======== Listed entries

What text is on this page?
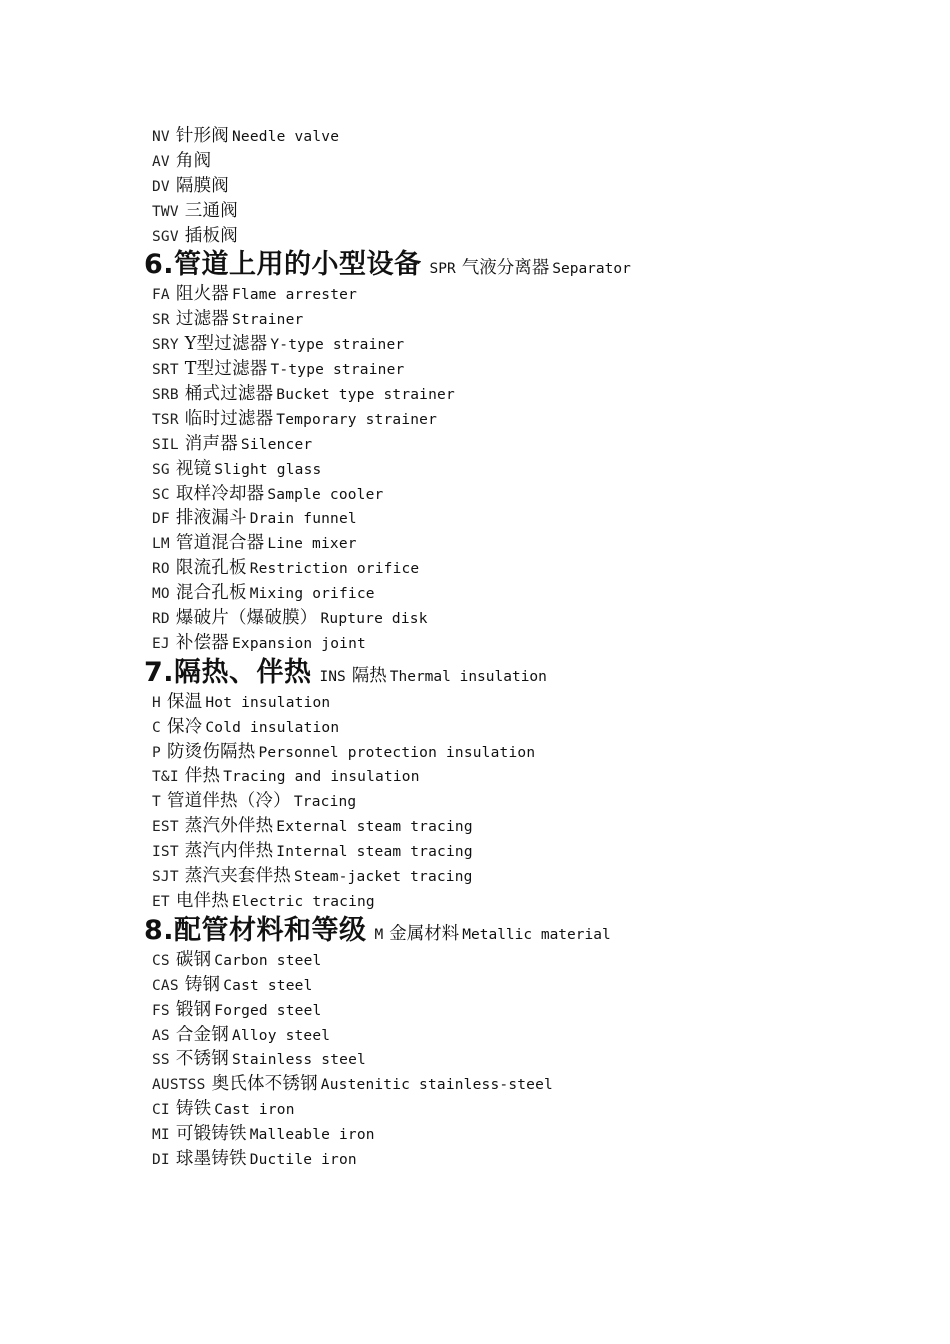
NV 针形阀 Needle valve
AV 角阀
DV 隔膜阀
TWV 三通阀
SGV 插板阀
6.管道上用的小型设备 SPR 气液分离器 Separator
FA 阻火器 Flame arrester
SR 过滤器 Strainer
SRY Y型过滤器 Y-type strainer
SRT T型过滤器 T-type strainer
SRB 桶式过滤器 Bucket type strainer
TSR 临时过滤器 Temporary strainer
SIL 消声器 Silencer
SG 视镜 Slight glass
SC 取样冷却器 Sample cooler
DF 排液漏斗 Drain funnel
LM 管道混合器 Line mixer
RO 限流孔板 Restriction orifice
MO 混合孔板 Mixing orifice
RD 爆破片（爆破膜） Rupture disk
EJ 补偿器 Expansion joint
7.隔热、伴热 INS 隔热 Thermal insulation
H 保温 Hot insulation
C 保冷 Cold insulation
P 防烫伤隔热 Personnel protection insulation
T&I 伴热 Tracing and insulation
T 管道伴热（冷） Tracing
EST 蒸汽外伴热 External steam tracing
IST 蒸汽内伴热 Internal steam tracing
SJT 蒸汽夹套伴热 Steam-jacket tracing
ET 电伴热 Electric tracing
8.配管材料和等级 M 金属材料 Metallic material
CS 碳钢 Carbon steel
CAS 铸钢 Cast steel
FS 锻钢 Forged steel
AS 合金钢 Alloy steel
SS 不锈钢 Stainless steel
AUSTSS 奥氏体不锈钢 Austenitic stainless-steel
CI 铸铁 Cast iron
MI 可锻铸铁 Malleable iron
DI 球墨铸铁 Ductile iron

================
======== Listed entries

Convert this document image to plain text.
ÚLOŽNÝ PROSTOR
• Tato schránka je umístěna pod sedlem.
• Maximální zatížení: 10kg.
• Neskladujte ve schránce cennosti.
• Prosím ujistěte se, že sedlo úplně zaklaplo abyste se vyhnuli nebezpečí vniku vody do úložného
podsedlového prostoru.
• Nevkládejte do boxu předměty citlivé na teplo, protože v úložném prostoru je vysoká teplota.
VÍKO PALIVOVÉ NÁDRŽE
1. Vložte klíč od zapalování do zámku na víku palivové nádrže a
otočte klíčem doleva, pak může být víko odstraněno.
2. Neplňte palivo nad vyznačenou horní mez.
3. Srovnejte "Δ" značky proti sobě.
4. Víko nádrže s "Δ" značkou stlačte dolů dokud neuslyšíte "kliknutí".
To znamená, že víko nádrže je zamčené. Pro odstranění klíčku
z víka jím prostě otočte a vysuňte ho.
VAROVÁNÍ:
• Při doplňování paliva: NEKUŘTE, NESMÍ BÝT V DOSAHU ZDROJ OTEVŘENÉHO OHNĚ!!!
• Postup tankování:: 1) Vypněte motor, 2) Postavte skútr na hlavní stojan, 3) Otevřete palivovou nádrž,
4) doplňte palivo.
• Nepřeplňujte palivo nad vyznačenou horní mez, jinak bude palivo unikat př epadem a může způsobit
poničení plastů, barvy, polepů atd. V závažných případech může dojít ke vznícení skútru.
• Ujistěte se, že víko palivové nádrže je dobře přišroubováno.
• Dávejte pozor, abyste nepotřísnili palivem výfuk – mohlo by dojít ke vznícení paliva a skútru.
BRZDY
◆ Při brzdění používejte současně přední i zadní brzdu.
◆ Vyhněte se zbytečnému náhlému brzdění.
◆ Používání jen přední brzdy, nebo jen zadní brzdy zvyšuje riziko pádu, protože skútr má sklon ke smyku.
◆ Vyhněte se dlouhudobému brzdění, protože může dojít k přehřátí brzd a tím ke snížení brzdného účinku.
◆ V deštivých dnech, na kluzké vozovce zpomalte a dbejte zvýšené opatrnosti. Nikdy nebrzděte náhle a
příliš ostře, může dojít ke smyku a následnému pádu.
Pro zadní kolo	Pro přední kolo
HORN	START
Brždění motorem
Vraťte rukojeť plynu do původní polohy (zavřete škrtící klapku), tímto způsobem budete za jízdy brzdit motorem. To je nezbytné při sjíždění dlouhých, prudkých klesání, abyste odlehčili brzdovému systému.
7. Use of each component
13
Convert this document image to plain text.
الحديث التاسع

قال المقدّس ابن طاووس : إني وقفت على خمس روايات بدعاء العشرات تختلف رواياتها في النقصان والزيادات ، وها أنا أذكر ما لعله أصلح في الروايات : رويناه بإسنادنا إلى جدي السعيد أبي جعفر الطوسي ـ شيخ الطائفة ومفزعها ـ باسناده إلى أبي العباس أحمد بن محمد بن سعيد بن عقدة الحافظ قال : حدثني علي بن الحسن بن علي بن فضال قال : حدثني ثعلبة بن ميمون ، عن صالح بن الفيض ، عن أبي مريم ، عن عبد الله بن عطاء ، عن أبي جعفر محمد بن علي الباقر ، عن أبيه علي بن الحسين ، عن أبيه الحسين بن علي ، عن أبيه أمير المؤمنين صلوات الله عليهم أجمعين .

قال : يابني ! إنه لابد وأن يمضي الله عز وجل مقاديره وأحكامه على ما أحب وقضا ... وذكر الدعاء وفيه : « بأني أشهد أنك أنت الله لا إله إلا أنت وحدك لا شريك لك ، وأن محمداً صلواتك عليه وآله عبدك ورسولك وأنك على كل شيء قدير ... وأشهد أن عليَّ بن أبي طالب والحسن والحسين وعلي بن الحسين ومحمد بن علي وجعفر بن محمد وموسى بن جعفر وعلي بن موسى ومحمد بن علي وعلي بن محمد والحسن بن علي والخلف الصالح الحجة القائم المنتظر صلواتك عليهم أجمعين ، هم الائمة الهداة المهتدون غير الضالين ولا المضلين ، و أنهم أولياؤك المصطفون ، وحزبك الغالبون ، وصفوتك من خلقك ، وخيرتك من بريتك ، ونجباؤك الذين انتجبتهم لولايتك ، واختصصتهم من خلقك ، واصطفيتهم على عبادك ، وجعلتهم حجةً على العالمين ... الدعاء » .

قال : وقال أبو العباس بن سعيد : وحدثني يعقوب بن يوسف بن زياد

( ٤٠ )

================
======== Listed entries

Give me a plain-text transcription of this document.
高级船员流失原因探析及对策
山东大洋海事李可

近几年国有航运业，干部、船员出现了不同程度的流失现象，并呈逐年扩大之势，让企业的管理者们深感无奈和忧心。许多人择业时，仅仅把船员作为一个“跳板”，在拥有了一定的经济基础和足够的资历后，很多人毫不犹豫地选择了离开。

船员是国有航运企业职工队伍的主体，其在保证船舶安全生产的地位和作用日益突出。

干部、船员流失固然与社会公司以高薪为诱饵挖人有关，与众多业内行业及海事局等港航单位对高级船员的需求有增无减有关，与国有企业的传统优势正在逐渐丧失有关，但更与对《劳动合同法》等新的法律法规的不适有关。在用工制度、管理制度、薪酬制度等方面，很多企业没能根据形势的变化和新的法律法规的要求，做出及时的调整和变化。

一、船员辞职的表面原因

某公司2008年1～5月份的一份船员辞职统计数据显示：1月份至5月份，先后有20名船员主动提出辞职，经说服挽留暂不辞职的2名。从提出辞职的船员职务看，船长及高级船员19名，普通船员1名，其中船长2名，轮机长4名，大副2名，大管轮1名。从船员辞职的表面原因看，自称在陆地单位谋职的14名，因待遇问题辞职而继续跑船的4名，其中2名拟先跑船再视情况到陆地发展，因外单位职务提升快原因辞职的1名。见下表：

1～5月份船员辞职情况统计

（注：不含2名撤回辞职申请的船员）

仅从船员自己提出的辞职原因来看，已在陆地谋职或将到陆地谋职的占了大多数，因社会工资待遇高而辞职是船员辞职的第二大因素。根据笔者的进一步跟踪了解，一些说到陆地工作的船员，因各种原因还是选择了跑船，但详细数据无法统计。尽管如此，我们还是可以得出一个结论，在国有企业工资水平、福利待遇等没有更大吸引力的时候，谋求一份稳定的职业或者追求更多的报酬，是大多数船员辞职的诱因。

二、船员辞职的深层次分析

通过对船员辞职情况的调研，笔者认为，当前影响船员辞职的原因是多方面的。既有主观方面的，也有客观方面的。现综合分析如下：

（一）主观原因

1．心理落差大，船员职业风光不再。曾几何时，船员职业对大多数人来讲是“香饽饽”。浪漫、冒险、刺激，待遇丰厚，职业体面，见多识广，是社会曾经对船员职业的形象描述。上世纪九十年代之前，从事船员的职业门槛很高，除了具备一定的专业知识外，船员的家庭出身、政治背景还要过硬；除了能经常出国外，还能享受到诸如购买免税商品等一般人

================

Work instructions:
Return solely the number of lines in the data that include the word "orifice".

Completed exercise:
2